Records
···

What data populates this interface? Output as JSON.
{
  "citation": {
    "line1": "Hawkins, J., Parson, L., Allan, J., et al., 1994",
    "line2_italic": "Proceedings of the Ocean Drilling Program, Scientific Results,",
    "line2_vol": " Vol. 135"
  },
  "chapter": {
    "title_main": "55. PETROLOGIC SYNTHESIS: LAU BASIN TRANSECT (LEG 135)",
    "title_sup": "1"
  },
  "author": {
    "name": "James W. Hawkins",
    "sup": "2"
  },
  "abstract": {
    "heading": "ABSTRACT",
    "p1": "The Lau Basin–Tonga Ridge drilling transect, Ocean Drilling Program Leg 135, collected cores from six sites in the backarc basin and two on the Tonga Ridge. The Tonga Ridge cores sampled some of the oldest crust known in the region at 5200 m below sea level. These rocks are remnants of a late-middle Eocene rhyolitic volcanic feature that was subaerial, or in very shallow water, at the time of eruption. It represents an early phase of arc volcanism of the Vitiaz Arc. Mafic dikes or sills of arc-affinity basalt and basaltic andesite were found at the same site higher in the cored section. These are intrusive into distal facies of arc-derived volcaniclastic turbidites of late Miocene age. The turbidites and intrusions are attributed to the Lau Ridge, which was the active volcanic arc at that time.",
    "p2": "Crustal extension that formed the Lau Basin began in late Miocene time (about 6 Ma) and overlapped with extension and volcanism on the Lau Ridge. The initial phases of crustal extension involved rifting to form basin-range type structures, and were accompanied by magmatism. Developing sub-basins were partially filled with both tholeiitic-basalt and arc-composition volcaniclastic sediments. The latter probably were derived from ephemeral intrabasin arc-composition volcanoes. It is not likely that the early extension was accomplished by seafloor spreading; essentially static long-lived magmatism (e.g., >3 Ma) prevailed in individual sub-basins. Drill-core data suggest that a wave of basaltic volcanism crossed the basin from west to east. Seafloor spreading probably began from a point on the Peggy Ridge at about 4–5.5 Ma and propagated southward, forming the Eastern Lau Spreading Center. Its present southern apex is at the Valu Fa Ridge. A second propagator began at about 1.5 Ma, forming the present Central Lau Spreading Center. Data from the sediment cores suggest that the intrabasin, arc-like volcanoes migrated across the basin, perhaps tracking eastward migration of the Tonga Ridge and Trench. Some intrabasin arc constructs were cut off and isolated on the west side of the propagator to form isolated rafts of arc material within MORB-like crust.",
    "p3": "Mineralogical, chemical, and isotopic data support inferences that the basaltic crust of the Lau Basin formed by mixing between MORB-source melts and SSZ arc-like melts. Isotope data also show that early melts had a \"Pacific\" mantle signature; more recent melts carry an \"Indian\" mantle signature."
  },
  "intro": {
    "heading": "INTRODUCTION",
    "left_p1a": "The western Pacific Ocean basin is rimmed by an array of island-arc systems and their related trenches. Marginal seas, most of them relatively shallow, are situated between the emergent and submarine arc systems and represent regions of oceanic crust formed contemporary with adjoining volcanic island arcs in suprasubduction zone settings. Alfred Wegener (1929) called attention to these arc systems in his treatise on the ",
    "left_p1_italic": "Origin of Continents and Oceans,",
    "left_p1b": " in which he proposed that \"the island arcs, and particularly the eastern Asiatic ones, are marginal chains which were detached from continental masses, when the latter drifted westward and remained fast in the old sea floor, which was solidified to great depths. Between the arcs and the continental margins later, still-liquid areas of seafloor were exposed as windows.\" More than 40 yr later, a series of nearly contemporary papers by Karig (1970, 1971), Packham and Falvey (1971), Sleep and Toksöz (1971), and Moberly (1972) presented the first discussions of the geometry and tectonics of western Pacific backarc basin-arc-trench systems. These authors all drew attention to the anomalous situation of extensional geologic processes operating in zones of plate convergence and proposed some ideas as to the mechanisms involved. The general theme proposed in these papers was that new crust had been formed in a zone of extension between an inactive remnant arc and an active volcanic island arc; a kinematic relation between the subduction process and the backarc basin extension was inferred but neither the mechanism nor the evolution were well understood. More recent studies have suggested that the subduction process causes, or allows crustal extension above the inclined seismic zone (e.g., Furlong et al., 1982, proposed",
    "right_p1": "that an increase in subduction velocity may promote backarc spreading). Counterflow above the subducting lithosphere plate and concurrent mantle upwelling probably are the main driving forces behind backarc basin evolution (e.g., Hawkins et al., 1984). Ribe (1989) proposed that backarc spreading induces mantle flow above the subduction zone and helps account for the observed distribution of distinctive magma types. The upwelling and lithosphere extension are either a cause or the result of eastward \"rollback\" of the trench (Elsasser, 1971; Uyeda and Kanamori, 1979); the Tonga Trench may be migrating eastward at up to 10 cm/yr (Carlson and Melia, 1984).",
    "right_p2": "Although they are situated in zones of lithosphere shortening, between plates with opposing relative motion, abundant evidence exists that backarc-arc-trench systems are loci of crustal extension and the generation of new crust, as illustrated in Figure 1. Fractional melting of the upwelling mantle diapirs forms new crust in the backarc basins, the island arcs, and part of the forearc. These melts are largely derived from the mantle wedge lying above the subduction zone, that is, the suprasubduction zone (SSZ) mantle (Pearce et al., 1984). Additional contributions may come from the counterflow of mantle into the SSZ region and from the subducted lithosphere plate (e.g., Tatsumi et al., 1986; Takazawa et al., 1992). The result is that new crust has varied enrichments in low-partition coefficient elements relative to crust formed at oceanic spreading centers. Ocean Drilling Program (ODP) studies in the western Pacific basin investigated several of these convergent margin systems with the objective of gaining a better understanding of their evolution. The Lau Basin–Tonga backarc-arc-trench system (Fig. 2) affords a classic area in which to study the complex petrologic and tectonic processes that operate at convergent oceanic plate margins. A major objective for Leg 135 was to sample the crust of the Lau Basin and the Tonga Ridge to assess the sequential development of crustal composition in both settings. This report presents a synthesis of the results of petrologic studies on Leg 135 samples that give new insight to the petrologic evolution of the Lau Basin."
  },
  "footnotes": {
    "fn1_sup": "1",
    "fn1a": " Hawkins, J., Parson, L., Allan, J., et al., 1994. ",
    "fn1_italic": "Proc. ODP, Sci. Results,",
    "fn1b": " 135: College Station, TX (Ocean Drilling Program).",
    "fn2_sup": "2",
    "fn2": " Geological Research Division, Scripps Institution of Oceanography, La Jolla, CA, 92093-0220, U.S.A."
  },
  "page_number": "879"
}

···

Exercise task: Retype the records that precede this task, keeping them exactly the same.

Task solution:
What data populates this interface? Output as JSON.
{
  "citation": {
    "line1": "Hawkins, J., Parson, L., Allan, J., et al., 1994",
    "line2_italic": "Proceedings of the Ocean Drilling Program, Scientific Results,",
    "line2_vol": " Vol. 135"
  },
  "chapter": {
    "title_main": "55. PETROLOGIC SYNTHESIS: LAU BASIN TRANSECT (LEG 135)",
    "title_sup": "1"
  },
  "author": {
    "name": "James W. Hawkins",
    "sup": "2"
  },
  "abstract": {
    "heading": "ABSTRACT",
    "p1": "The Lau Basin–Tonga Ridge drilling transect, Ocean Drilling Program Leg 135, collected cores from six sites in the backarc basin and two on the Tonga Ridge. The Tonga Ridge cores sampled some of the oldest crust known in the region at 5200 m below sea level. These rocks are remnants of a late-middle Eocene rhyolitic volcanic feature that was subaerial, or in very shallow water, at the time of eruption. It represents an early phase of arc volcanism of the Vitiaz Arc. Mafic dikes or sills of arc-affinity basalt and basaltic andesite were found at the same site higher in the cored section. These are intrusive into distal facies of arc-derived volcaniclastic turbidites of late Miocene age. The turbidites and intrusions are attributed to the Lau Ridge, which was the active volcanic arc at that time.",
    "p2": "Crustal extension that formed the Lau Basin began in late Miocene time (about 6 Ma) and overlapped with extension and volcanism on the Lau Ridge. The initial phases of crustal extension involved rifting to form basin-range type structures, and were accompanied by magmatism. Developing sub-basins were partially filled with both tholeiitic-basalt and arc-composition volcaniclastic sediments. The latter probably were derived from ephemeral intrabasin arc-composition volcanoes. It is not likely that the early extension was accomplished by seafloor spreading; essentially static long-lived magmatism (e.g., >3 Ma) prevailed in individual sub-basins. Drill-core data suggest that a wave of basaltic volcanism crossed the basin from west to east. Seafloor spreading probably began from a point on the Peggy Ridge at about 4–5.5 Ma and propagated southward, forming the Eastern Lau Spreading Center. Its present southern apex is at the Valu Fa Ridge. A second propagator began at about 1.5 Ma, forming the present Central Lau Spreading Center. Data from the sediment cores suggest that the intrabasin, arc-like volcanoes migrated across the basin, perhaps tracking eastward migration of the Tonga Ridge and Trench. Some intrabasin arc constructs were cut off and isolated on the west side of the propagator to form isolated rafts of arc material within MORB-like crust.",
    "p3": "Mineralogical, chemical, and isotopic data support inferences that the basaltic crust of the Lau Basin formed by mixing between MORB-source melts and SSZ arc-like melts. Isotope data also show that early melts had a \"Pacific\" mantle signature; more recent melts carry an \"Indian\" mantle signature."
  },
  "intro": {
    "heading": "INTRODUCTION",
    "left_p1a": "The western Pacific Ocean basin is rimmed by an array of island-arc systems and their related trenches. Marginal seas, most of them relatively shallow, are situated between the emergent and submarine arc systems and represent regions of oceanic crust formed contemporary with adjoining volcanic island arcs in suprasubduction zone settings. Alfred Wegener (1929) called attention to these arc systems in his treatise on the ",
    "left_p1_italic": "Origin of Continents and Oceans,",
    "left_p1b": " in which he proposed that \"the island arcs, and particularly the eastern Asiatic ones, are marginal chains which were detached from continental masses, when the latter drifted westward and remained fast in the old sea floor, which was solidified to great depths. Between the arcs and the continental margins later, still-liquid areas of seafloor were exposed as windows.\" More than 40 yr later, a series of nearly contemporary papers by Karig (1970, 1971), Packham and Falvey (1971), Sleep and Toksöz (1971), and Moberly (1972) presented the first discussions of the geometry and tectonics of western Pacific backarc basin-arc-trench systems. These authors all drew attention to the anomalous situation of extensional geologic processes operating in zones of plate convergence and proposed some ideas as to the mechanisms involved. The general theme proposed in these papers was that new crust had been formed in a zone of extension between an inactive remnant arc and an active volcanic island arc; a kinematic relation between the subduction process and the backarc basin extension was inferred but neither the mechanism nor the evolution were well understood. More recent studies have suggested that the subduction process causes, or allows crustal extension above the inclined seismic zone (e.g., Furlong et al., 1982, proposed",
    "right_p1": "that an increase in subduction velocity may promote backarc spreading). Counterflow above the subducting lithosphere plate and concurrent mantle upwelling probably are the main driving forces behind backarc basin evolution (e.g., Hawkins et al., 1984). Ribe (1989) proposed that backarc spreading induces mantle flow above the subduction zone and helps account for the observed distribution of distinctive magma types. The upwelling and lithosphere extension are either a cause or the result of eastward \"rollback\" of the trench (Elsasser, 1971; Uyeda and Kanamori, 1979); the Tonga Trench may be migrating eastward at up to 10 cm/yr (Carlson and Melia, 1984).",
    "right_p2": "Although they are situated in zones of lithosphere shortening, between plates with opposing relative motion, abundant evidence exists that backarc-arc-trench systems are loci of crustal extension and the generation of new crust, as illustrated in Figure 1. Fractional melting of the upwelling mantle diapirs forms new crust in the backarc basins, the island arcs, and part of the forearc. These melts are largely derived from the mantle wedge lying above the subduction zone, that is, the suprasubduction zone (SSZ) mantle (Pearce et al., 1984). Additional contributions may come from the counterflow of mantle into the SSZ region and from the subducted lithosphere plate (e.g., Tatsumi et al., 1986; Takazawa et al., 1992). The result is that new crust has varied enrichments in low-partition coefficient elements relative to crust formed at oceanic spreading centers. Ocean Drilling Program (ODP) studies in the western Pacific basin investigated several of these convergent margin systems with the objective of gaining a better understanding of their evolution. The Lau Basin–Tonga backarc-arc-trench system (Fig. 2) affords a classic area in which to study the complex petrologic and tectonic processes that operate at convergent oceanic plate margins. A major objective for Leg 135 was to sample the crust of the Lau Basin and the Tonga Ridge to assess the sequential development of crustal composition in both settings. This report presents a synthesis of the results of petrologic studies on Leg 135 samples that give new insight to the petrologic evolution of the Lau Basin."
  },
  "footnotes": {
    "fn1_sup": "1",
    "fn1a": " Hawkins, J., Parson, L., Allan, J., et al., 1994. ",
    "fn1_italic": "Proc. ODP, Sci. Results,",
    "fn1b": " 135: College Station, TX (Ocean Drilling Program).",
    "fn2_sup": "2",
    "fn2": " Geological Research Division, Scripps Institution of Oceanography, La Jolla, CA, 92093-0220, U.S.A."
  },
  "page_number": "879"
}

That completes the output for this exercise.